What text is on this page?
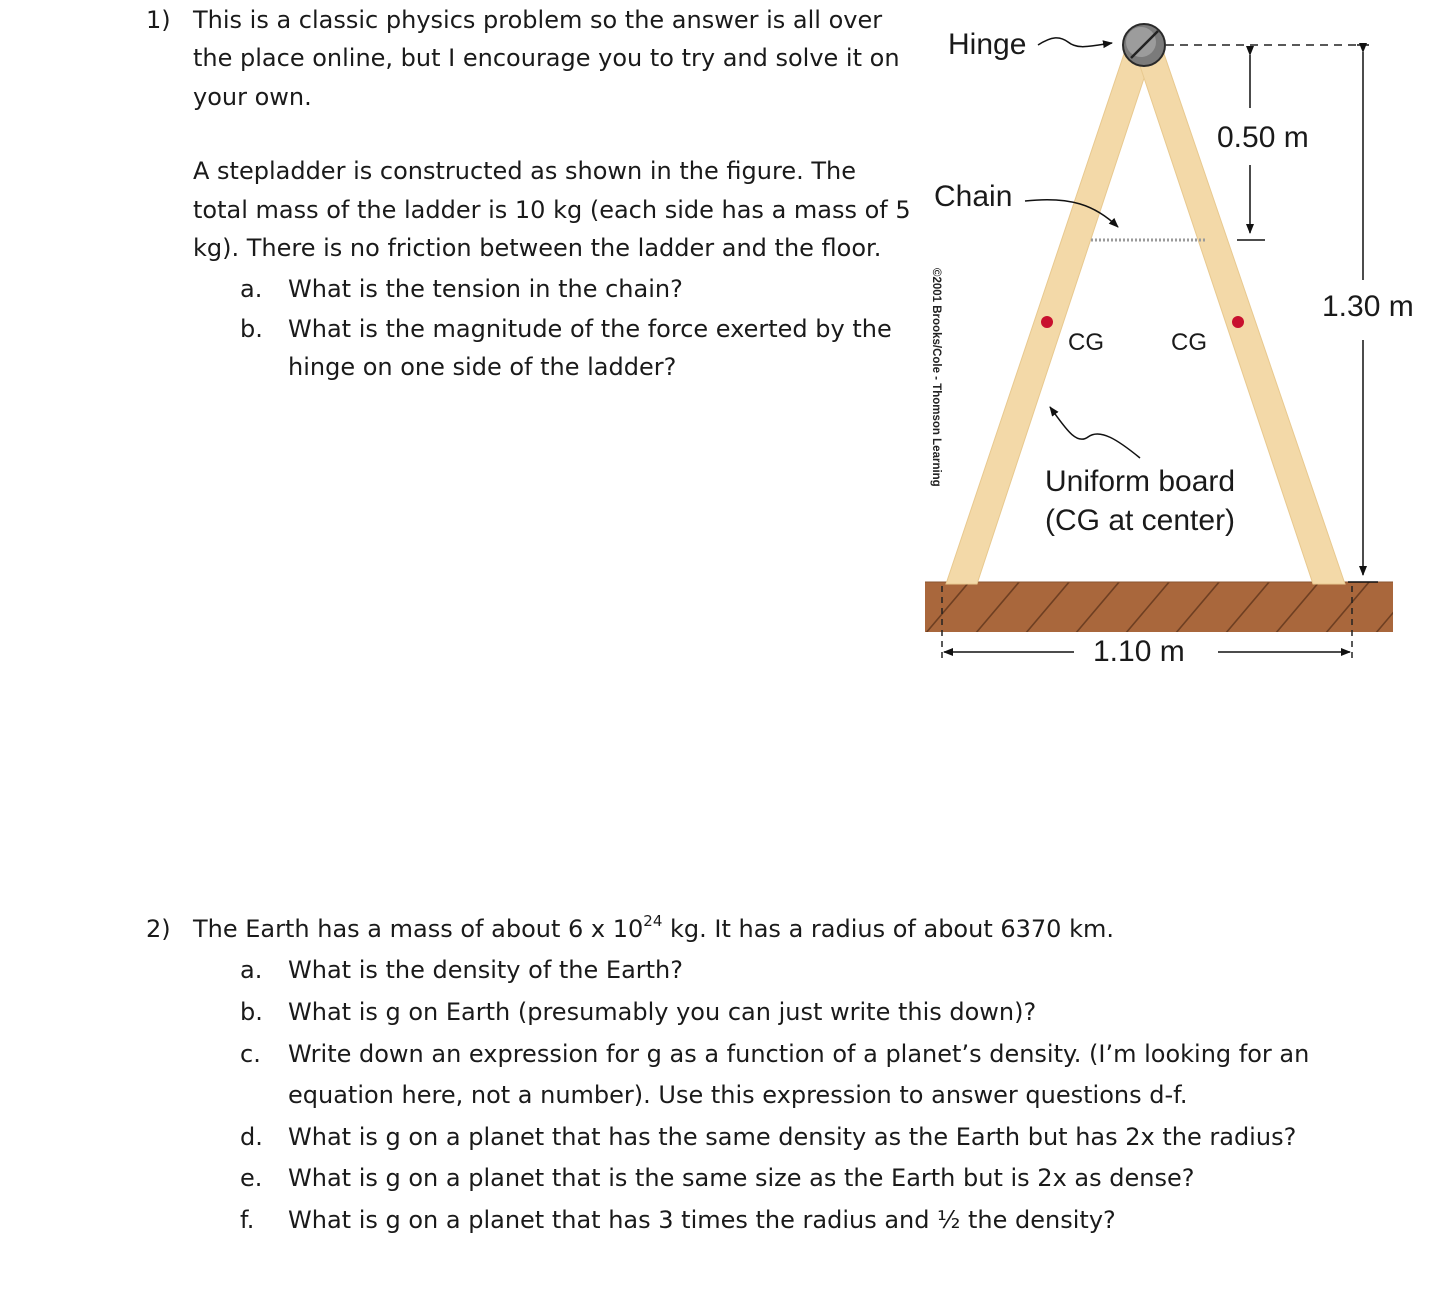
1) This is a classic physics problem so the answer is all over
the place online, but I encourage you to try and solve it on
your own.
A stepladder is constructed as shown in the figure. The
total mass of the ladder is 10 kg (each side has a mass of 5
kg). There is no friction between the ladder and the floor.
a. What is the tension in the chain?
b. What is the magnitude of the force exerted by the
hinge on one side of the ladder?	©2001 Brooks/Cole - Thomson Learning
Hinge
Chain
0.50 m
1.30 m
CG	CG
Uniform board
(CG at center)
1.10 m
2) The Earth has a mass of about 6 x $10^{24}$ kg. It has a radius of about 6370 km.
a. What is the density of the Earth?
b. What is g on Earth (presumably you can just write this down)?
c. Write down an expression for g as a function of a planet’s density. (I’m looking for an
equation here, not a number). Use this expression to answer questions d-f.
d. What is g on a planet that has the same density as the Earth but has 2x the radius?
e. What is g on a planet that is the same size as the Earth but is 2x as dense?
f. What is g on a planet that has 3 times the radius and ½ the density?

TASK TO COMPLETE = Output the data above without changes, apart from leaving out the pictures.

FINAL RESULT =
What text is on this page?
1) This is a classic physics problem so the answer is all over
the place online, but I encourage you to try and solve it on
your own.
A stepladder is constructed as shown in the figure. The
total mass of the ladder is 10 kg (each side has a mass of 5
kg). There is no friction between the ladder and the floor.
a. What is the tension in the chain?
b. What is the magnitude of the force exerted by the
hinge on one side of the ladder?	©2001 Brooks/Cole - Thomson Learning
Hinge
Chain
0.50 m
1.30 m
CG	CG
Uniform board
(CG at center)
1.10 m
2) The Earth has a mass of about 6 x $10^{24}$ kg. It has a radius of about 6370 km.
a. What is the density of the Earth?
b. What is g on Earth (presumably you can just write this down)?
c. Write down an expression for g as a function of a planet’s density. (I’m looking for an
equation here, not a number). Use this expression to answer questions d-f.
d. What is g on a planet that has the same density as the Earth but has 2x the radius?
e. What is g on a planet that is the same size as the Earth but is 2x as dense?
f. What is g on a planet that has 3 times the radius and ½ the density?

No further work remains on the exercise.